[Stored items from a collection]
★ ★ ★ ★ ★ ★ ★

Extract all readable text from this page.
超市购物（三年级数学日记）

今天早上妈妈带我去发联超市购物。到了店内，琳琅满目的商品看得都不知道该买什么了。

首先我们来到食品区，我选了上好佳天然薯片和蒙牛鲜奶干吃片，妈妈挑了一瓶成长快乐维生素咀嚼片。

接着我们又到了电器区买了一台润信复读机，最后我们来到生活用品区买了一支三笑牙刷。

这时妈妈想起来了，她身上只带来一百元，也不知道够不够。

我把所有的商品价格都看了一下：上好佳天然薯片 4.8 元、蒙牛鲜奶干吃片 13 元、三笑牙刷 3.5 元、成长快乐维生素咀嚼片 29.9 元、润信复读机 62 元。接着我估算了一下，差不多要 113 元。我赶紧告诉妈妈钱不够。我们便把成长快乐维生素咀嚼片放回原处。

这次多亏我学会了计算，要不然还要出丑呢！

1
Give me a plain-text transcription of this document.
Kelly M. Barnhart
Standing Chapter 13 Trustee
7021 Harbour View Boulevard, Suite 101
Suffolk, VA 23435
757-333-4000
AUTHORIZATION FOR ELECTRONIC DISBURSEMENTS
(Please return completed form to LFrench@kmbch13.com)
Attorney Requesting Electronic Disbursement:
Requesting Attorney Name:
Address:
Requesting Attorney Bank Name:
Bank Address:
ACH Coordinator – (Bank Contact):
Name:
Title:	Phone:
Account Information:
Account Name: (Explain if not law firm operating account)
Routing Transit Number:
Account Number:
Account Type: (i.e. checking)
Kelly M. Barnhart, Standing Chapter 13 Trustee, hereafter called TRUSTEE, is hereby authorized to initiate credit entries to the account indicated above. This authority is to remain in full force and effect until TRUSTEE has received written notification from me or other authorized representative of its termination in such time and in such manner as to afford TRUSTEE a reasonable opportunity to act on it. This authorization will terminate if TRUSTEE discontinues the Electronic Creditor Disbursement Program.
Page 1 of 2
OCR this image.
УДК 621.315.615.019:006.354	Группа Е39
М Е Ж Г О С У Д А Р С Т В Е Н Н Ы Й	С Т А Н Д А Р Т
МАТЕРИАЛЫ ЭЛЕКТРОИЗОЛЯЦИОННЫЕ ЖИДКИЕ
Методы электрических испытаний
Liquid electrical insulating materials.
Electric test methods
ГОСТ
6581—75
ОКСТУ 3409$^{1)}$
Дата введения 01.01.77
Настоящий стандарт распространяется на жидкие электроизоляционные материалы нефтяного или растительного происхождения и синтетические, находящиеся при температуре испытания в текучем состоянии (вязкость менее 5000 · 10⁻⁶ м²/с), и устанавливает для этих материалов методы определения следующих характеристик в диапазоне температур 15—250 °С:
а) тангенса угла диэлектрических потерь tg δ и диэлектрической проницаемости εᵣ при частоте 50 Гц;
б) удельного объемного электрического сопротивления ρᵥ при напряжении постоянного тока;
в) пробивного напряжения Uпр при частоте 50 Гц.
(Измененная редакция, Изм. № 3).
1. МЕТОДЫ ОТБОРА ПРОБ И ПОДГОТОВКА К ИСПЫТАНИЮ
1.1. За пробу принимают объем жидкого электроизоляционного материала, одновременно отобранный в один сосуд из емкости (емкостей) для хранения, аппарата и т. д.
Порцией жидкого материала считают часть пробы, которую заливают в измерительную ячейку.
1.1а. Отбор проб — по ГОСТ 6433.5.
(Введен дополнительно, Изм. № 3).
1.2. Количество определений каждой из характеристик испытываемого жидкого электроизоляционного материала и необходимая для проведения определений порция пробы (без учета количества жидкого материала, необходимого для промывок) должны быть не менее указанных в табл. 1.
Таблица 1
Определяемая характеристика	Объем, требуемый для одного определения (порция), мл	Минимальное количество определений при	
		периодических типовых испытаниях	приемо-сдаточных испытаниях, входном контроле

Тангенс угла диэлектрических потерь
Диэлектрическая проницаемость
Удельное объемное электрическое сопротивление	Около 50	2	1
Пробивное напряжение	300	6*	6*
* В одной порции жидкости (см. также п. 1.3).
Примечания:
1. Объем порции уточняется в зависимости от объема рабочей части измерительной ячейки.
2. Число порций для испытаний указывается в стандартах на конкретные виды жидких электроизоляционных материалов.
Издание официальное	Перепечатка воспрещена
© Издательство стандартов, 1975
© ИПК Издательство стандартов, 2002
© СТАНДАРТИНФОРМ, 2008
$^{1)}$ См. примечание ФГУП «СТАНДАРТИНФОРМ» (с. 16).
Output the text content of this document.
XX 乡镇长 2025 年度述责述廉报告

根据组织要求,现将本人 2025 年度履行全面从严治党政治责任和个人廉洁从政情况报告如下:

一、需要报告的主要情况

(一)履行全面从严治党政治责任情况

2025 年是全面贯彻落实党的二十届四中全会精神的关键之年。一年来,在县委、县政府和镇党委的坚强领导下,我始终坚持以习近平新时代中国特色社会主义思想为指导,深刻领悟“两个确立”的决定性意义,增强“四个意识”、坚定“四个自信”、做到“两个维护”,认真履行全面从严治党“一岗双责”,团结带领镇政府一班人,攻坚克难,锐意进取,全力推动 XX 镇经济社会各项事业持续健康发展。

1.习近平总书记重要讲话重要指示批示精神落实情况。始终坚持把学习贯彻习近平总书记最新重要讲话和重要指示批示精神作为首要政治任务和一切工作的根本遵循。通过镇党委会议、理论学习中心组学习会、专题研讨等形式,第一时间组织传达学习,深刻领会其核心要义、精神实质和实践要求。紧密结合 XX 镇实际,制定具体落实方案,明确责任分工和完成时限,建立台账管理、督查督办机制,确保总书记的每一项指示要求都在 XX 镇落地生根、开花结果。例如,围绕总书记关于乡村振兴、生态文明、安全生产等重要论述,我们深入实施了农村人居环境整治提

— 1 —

★ ★ ★ ★ ★ ★ ★

Problem requirements
Return every line of the material exactly.

Completed task
Extract all readable text from this page.
超市购物（三年级数学日记）

今天早上妈妈带我去发联超市购物。到了店内，琳琅满目的商品看得都不知道该买什么了。

首先我们来到食品区，我选了上好佳天然薯片和蒙牛鲜奶干吃片，妈妈挑了一瓶成长快乐维生素咀嚼片。

接着我们又到了电器区买了一台润信复读机，最后我们来到生活用品区买了一支三笑牙刷。

这时妈妈想起来了，她身上只带来一百元，也不知道够不够。

我把所有的商品价格都看了一下：上好佳天然薯片 4.8 元、蒙牛鲜奶干吃片 13 元、三笑牙刷 3.5 元、成长快乐维生素咀嚼片 29.9 元、润信复读机 62 元。接着我估算了一下，差不多要 113 元。我赶紧告诉妈妈钱不够。我们便把成长快乐维生素咀嚼片放回原处。

这次多亏我学会了计算，要不然还要出丑呢！

1
Give me a plain-text transcription of this document.
Kelly M. Barnhart
Standing Chapter 13 Trustee
7021 Harbour View Boulevard, Suite 101
Suffolk, VA 23435
757-333-4000
AUTHORIZATION FOR ELECTRONIC DISBURSEMENTS
(Please return completed form to LFrench@kmbch13.com)
Attorney Requesting Electronic Disbursement:
Requesting Attorney Name:
Address:
Requesting Attorney Bank Name:
Bank Address:
ACH Coordinator – (Bank Contact):
Name:
Title:	Phone:
Account Information:
Account Name: (Explain if not law firm operating account)
Routing Transit Number:
Account Number:
Account Type: (i.e. checking)
Kelly M. Barnhart, Standing Chapter 13 Trustee, hereafter called TRUSTEE, is hereby authorized to initiate credit entries to the account indicated above. This authority is to remain in full force and effect until TRUSTEE has received written notification from me or other authorized representative of its termination in such time and in such manner as to afford TRUSTEE a reasonable opportunity to act on it. This authorization will terminate if TRUSTEE discontinues the Electronic Creditor Disbursement Program.
Page 1 of 2
OCR this image.
УДК 621.315.615.019:006.354	Группа Е39
М Е Ж Г О С У Д А Р С Т В Е Н Н Ы Й	С Т А Н Д А Р Т
МАТЕРИАЛЫ ЭЛЕКТРОИЗОЛЯЦИОННЫЕ ЖИДКИЕ
Методы электрических испытаний
Liquid electrical insulating materials.
Electric test methods
ГОСТ
6581—75
ОКСТУ 3409$^{1)}$
Дата введения 01.01.77
Настоящий стандарт распространяется на жидкие электроизоляционные материалы нефтяного или растительного происхождения и синтетические, находящиеся при температуре испытания в текучем состоянии (вязкость менее 5000 · 10⁻⁶ м²/с), и устанавливает для этих материалов методы определения следующих характеристик в диапазоне температур 15—250 °С:
а) тангенса угла диэлектрических потерь tg δ и диэлектрической проницаемости εᵣ при частоте 50 Гц;
б) удельного объемного электрического сопротивления ρᵥ при напряжении постоянного тока;
в) пробивного напряжения Uпр при частоте 50 Гц.
(Измененная редакция, Изм. № 3).
1. МЕТОДЫ ОТБОРА ПРОБ И ПОДГОТОВКА К ИСПЫТАНИЮ
1.1. За пробу принимают объем жидкого электроизоляционного материала, одновременно отобранный в один сосуд из емкости (емкостей) для хранения, аппарата и т. д.
Порцией жидкого материала считают часть пробы, которую заливают в измерительную ячейку.
1.1а. Отбор проб — по ГОСТ 6433.5.
(Введен дополнительно, Изм. № 3).
1.2. Количество определений каждой из характеристик испытываемого жидкого электроизоляционного материала и необходимая для проведения определений порция пробы (без учета количества жидкого материала, необходимого для промывок) должны быть не менее указанных в табл. 1.
Таблица 1
Определяемая характеристика	Объем, требуемый для одного определения (порция), мл	Минимальное количество определений при	
		периодических типовых испытаниях	приемо-сдаточных испытаниях, входном контроле

Тангенс угла диэлектрических потерь
Диэлектрическая проницаемость
Удельное объемное электрическое сопротивление	Около 50	2	1
Пробивное напряжение	300	6*	6*
* В одной порции жидкости (см. также п. 1.3).
Примечания:
1. Объем порции уточняется в зависимости от объема рабочей части измерительной ячейки.
2. Число порций для испытаний указывается в стандартах на конкретные виды жидких электроизоляционных материалов.
Издание официальное	Перепечатка воспрещена
© Издательство стандартов, 1975
© ИПК Издательство стандартов, 2002
© СТАНДАРТИНФОРМ, 2008
$^{1)}$ См. примечание ФГУП «СТАНДАРТИНФОРМ» (с. 16).
Output the text content of this document.
XX 乡镇长 2025 年度述责述廉报告

根据组织要求,现将本人 2025 年度履行全面从严治党政治责任和个人廉洁从政情况报告如下:

一、需要报告的主要情况

(一)履行全面从严治党政治责任情况

2025 年是全面贯彻落实党的二十届四中全会精神的关键之年。一年来,在县委、县政府和镇党委的坚强领导下,我始终坚持以习近平新时代中国特色社会主义思想为指导,深刻领悟“两个确立”的决定性意义,增强“四个意识”、坚定“四个自信”、做到“两个维护”,认真履行全面从严治党“一岗双责”,团结带领镇政府一班人,攻坚克难,锐意进取,全力推动 XX 镇经济社会各项事业持续健康发展。

1.习近平总书记重要讲话重要指示批示精神落实情况。始终坚持把学习贯彻习近平总书记最新重要讲话和重要指示批示精神作为首要政治任务和一切工作的根本遵循。通过镇党委会议、理论学习中心组学习会、专题研讨等形式,第一时间组织传达学习,深刻领会其核心要义、精神实质和实践要求。紧密结合 XX 镇实际,制定具体落实方案,明确责任分工和完成时限,建立台账管理、督查督办机制,确保总书记的每一项指示要求都在 XX 镇落地生根、开花结果。例如,围绕总书记关于乡村振兴、生态文明、安全生产等重要论述,我们深入实施了农村人居环境整治提

— 1 —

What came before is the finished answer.